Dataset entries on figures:
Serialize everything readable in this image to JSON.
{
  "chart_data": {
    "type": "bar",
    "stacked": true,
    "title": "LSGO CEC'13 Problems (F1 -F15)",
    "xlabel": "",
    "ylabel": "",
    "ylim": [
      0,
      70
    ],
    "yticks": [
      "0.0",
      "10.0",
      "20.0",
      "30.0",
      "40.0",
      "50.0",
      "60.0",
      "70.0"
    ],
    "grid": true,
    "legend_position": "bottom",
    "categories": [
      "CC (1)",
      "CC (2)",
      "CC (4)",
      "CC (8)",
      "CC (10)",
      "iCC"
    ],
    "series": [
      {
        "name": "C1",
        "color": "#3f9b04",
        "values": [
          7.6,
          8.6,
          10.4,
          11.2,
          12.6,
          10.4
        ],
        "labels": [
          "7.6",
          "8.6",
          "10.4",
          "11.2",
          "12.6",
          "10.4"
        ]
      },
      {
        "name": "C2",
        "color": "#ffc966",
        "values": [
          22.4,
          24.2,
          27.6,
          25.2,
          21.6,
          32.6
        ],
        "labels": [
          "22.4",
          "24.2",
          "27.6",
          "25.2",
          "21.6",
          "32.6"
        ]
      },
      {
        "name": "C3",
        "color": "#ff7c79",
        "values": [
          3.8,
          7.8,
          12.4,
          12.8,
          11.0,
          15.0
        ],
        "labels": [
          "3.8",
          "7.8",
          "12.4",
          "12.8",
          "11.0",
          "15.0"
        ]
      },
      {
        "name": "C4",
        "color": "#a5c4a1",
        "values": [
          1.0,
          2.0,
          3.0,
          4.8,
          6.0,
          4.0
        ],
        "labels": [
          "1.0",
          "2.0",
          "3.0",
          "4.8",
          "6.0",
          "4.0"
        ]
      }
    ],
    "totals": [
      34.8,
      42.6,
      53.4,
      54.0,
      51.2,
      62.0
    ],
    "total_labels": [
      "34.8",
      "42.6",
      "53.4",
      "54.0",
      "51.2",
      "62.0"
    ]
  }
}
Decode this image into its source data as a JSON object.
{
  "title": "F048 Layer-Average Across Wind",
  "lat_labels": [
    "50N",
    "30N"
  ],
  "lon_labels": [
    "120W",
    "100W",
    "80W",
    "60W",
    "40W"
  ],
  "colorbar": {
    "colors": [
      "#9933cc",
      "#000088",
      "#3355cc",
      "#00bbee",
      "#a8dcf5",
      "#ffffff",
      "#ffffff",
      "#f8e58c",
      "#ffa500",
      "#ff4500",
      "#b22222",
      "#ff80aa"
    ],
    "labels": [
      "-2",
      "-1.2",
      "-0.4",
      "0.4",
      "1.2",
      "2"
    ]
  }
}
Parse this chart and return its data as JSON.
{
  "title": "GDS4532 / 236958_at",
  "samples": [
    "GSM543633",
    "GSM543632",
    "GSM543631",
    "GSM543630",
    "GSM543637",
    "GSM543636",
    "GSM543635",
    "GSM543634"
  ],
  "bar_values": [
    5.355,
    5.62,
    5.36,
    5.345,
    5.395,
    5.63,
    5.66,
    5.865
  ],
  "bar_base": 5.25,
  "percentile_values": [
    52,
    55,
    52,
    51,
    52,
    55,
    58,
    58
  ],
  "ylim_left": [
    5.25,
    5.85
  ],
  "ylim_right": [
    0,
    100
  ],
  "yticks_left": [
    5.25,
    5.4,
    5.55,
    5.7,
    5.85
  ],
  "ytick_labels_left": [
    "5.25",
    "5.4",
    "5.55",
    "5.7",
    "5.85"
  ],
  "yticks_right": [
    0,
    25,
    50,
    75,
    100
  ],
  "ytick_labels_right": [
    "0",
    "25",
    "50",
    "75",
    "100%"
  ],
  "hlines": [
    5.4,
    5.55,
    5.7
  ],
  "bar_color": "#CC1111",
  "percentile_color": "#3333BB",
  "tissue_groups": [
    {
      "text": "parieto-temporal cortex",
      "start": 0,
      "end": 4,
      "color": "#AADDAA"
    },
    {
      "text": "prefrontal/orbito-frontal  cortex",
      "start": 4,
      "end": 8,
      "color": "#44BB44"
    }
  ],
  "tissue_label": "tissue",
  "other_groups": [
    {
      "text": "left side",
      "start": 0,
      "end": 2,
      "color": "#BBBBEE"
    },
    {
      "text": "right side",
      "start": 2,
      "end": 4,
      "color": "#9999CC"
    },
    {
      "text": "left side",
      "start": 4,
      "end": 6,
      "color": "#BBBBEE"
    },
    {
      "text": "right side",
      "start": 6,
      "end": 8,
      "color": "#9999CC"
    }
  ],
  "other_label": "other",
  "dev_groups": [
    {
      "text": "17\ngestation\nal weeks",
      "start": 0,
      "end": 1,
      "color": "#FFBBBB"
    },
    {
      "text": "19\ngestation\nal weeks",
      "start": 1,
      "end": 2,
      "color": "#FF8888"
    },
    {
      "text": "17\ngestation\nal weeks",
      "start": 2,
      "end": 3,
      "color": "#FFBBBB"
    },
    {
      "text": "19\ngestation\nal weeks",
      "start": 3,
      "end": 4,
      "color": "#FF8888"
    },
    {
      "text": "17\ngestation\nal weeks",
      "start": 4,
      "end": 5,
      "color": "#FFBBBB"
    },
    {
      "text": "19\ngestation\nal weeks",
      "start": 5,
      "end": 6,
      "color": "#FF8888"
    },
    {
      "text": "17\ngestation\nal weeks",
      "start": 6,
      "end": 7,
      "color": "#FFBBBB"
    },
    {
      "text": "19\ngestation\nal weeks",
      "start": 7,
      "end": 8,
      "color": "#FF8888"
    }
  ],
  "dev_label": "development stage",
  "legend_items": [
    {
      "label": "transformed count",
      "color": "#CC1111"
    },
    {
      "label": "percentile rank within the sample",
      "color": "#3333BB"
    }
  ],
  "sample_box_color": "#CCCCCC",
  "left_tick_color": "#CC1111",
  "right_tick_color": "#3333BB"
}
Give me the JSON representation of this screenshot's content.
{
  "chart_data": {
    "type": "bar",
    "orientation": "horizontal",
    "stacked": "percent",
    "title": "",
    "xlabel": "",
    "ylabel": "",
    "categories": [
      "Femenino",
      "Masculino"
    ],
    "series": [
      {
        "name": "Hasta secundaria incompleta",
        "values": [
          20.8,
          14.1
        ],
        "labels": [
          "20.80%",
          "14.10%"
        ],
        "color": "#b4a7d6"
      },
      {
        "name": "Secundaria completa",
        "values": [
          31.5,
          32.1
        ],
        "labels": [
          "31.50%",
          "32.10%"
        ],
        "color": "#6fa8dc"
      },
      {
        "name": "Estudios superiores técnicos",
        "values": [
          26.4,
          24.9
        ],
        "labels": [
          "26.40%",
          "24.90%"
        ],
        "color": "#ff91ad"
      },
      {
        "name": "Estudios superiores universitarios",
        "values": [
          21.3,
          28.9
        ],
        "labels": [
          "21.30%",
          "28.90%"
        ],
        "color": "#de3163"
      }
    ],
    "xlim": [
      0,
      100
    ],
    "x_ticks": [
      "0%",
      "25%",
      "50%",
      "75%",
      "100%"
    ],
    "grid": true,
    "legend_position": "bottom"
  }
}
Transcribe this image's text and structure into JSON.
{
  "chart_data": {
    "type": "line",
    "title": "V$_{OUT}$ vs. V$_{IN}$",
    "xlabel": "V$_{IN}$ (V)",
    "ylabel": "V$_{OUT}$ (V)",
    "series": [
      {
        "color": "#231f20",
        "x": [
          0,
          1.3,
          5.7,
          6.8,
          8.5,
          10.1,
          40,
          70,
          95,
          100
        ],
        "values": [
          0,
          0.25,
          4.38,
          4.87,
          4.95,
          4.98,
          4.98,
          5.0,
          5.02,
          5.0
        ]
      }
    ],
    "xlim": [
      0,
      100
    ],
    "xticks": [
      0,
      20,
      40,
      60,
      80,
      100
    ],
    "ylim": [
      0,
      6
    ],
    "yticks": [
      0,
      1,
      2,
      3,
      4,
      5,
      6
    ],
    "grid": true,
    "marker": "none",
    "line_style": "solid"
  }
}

*Your objective*
In the material above, find the lines that contain "superiores" and show them.

*Full solution*
        "name": "Estudios superiores técnicos",
        "name": "Estudios superiores universitarios",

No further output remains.